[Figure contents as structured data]

╔══

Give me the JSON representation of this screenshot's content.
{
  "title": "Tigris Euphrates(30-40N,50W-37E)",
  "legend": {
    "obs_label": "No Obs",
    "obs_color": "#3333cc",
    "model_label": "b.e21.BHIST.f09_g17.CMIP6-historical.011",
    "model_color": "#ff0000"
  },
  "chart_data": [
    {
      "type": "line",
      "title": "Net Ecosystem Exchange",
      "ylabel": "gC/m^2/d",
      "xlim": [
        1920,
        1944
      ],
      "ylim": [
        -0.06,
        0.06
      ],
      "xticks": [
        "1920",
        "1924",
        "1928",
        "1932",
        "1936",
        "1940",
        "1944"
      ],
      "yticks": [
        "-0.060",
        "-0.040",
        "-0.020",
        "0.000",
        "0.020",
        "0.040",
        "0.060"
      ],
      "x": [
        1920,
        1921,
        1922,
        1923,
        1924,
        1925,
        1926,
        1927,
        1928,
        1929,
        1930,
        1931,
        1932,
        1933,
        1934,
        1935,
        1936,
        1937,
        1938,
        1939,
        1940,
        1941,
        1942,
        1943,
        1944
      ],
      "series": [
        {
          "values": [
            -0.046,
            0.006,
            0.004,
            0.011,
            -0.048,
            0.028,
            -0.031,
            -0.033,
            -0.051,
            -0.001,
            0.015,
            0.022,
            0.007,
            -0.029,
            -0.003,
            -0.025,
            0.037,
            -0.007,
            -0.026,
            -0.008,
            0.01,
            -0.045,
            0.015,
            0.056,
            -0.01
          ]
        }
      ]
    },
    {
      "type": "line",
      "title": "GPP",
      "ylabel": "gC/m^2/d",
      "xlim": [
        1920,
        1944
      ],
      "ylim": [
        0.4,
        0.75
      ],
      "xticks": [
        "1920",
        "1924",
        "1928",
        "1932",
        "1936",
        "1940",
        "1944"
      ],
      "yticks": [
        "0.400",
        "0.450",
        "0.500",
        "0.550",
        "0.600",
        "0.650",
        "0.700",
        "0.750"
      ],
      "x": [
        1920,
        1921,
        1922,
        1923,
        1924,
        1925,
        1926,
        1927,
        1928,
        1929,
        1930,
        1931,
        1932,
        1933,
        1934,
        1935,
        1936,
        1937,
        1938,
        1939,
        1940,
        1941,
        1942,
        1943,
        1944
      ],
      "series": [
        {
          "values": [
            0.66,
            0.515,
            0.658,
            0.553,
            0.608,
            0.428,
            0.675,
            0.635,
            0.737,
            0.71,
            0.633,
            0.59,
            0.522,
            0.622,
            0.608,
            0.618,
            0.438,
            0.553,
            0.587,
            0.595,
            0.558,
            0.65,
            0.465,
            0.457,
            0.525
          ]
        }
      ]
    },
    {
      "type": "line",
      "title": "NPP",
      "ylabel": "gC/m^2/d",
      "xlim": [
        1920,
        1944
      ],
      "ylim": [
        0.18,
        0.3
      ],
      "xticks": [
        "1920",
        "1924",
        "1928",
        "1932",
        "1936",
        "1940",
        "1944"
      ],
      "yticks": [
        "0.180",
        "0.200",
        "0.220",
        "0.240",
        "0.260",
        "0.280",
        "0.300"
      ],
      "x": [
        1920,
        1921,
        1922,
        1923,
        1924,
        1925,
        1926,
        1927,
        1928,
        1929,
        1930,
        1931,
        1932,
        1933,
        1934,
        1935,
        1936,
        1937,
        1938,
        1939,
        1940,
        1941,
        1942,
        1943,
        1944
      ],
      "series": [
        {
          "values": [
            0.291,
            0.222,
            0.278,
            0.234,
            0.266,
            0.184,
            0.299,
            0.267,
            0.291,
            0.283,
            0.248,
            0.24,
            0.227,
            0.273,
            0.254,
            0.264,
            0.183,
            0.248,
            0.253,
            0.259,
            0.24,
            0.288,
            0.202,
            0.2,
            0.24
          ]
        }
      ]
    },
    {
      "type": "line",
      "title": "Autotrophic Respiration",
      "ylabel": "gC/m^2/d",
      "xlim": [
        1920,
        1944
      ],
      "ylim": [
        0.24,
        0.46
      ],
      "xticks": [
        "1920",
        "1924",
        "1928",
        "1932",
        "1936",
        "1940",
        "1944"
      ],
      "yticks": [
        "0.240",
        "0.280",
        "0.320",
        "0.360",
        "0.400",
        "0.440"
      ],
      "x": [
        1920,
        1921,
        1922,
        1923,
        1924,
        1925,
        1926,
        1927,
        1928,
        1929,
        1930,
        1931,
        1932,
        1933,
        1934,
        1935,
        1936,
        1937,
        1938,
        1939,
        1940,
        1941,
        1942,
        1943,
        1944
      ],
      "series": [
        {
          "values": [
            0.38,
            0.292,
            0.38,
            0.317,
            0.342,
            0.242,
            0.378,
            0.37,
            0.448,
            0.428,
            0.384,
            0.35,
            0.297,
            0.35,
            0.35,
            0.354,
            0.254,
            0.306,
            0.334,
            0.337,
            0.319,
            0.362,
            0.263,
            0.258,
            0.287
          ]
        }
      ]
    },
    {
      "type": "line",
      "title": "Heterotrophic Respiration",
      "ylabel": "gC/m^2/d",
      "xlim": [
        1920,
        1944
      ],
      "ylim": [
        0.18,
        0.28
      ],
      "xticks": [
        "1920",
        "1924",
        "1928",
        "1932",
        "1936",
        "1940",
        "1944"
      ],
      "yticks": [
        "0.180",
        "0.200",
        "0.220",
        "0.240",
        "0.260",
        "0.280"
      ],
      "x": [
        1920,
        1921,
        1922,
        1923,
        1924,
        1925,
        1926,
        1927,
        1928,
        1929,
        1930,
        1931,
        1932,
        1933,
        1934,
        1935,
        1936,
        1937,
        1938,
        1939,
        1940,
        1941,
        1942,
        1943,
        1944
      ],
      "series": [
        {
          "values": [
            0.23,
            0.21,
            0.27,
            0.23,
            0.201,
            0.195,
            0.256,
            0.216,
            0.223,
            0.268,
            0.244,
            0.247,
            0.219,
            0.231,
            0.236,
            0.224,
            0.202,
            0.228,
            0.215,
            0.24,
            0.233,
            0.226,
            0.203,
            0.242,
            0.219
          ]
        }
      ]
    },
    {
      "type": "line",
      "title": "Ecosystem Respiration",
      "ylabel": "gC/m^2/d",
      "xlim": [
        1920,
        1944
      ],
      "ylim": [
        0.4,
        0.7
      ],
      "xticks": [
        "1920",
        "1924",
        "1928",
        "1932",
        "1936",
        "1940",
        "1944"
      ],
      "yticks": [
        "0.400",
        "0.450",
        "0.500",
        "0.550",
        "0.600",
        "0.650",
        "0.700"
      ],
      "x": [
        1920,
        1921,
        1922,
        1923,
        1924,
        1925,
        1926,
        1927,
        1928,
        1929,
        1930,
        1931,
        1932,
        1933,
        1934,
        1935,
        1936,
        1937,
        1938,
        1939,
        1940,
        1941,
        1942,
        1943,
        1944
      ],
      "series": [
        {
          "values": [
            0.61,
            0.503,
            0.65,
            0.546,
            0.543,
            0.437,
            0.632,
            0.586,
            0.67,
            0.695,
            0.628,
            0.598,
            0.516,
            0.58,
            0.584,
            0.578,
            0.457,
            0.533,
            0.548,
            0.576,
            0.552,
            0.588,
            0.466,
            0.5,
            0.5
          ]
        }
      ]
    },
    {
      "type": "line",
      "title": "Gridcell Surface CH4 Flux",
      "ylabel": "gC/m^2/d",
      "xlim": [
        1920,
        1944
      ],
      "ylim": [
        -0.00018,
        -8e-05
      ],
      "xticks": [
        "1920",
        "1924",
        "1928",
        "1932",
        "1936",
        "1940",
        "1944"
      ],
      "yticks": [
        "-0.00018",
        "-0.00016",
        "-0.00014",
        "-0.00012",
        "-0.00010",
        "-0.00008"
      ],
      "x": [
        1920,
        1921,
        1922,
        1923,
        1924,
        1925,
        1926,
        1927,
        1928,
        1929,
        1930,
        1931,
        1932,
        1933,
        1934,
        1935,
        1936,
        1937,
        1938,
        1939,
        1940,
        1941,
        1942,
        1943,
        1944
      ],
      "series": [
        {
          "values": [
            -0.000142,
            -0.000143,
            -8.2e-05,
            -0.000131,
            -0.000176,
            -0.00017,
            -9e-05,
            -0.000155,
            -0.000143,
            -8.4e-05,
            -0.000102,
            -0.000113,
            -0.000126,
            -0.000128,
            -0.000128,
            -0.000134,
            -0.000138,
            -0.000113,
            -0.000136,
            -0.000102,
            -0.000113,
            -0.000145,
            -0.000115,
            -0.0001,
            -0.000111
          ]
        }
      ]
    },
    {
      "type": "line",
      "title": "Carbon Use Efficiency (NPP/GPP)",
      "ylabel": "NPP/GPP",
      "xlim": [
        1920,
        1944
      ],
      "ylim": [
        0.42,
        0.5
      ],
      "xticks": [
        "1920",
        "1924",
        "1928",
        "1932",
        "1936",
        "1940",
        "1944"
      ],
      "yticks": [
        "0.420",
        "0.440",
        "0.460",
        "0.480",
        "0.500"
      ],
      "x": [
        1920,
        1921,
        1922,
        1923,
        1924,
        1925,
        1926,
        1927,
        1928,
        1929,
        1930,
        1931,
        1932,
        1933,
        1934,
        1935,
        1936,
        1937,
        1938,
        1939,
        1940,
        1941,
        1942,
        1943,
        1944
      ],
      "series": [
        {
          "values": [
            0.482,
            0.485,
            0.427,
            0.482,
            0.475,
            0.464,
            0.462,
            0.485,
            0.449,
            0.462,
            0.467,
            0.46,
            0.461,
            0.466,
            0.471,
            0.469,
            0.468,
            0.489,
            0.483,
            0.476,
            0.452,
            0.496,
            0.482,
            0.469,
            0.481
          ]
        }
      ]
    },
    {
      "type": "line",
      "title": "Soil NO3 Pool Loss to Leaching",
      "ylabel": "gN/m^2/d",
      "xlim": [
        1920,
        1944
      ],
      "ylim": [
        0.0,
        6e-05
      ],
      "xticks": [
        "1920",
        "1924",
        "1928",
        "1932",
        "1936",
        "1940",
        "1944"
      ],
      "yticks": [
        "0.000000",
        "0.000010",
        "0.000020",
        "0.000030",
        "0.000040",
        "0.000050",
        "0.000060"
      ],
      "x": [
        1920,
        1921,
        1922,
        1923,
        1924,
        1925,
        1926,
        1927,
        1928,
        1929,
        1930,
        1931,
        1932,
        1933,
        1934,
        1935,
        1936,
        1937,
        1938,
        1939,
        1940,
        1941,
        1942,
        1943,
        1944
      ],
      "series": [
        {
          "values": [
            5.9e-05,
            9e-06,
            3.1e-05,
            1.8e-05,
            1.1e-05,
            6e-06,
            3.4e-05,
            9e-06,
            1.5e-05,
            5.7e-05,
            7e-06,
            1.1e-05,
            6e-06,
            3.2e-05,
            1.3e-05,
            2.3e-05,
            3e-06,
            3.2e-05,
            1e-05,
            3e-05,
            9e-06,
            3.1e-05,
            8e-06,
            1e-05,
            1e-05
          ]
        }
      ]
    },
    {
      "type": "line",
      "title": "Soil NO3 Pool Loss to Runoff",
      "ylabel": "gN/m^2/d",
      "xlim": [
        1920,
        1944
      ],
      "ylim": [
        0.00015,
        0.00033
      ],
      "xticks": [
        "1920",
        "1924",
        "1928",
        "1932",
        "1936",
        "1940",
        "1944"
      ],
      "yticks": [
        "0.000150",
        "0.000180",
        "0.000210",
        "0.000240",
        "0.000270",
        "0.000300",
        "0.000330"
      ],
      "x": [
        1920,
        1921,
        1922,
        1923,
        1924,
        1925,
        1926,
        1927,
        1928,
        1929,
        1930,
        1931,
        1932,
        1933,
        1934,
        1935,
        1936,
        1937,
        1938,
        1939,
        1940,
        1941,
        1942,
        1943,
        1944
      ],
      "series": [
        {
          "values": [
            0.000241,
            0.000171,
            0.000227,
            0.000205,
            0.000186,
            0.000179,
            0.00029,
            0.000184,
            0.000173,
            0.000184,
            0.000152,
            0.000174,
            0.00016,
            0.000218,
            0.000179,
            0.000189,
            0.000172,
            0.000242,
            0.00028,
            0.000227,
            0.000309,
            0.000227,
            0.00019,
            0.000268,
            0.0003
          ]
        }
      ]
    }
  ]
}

╚══

### Do this
Copy and report every line where the word "title" is present.

### Output of the task
  "title": "Tigris Euphrates(30-40N,50W-37E)",
      "title": "Net Ecosystem Exchange",
      "title": "GPP",
      "title": "NPP",
      "title": "Autotrophic Respiration",
      "title": "Heterotrophic Respiration",
      "title": "Ecosystem Respiration",
      "title": "Gridcell Surface CH4 Flux",
      "title": "Carbon Use Efficiency (NPP/GPP)",
      "title": "Soil NO3 Pool Loss to Leaching",
      "title": "Soil NO3 Pool Loss to Runoff",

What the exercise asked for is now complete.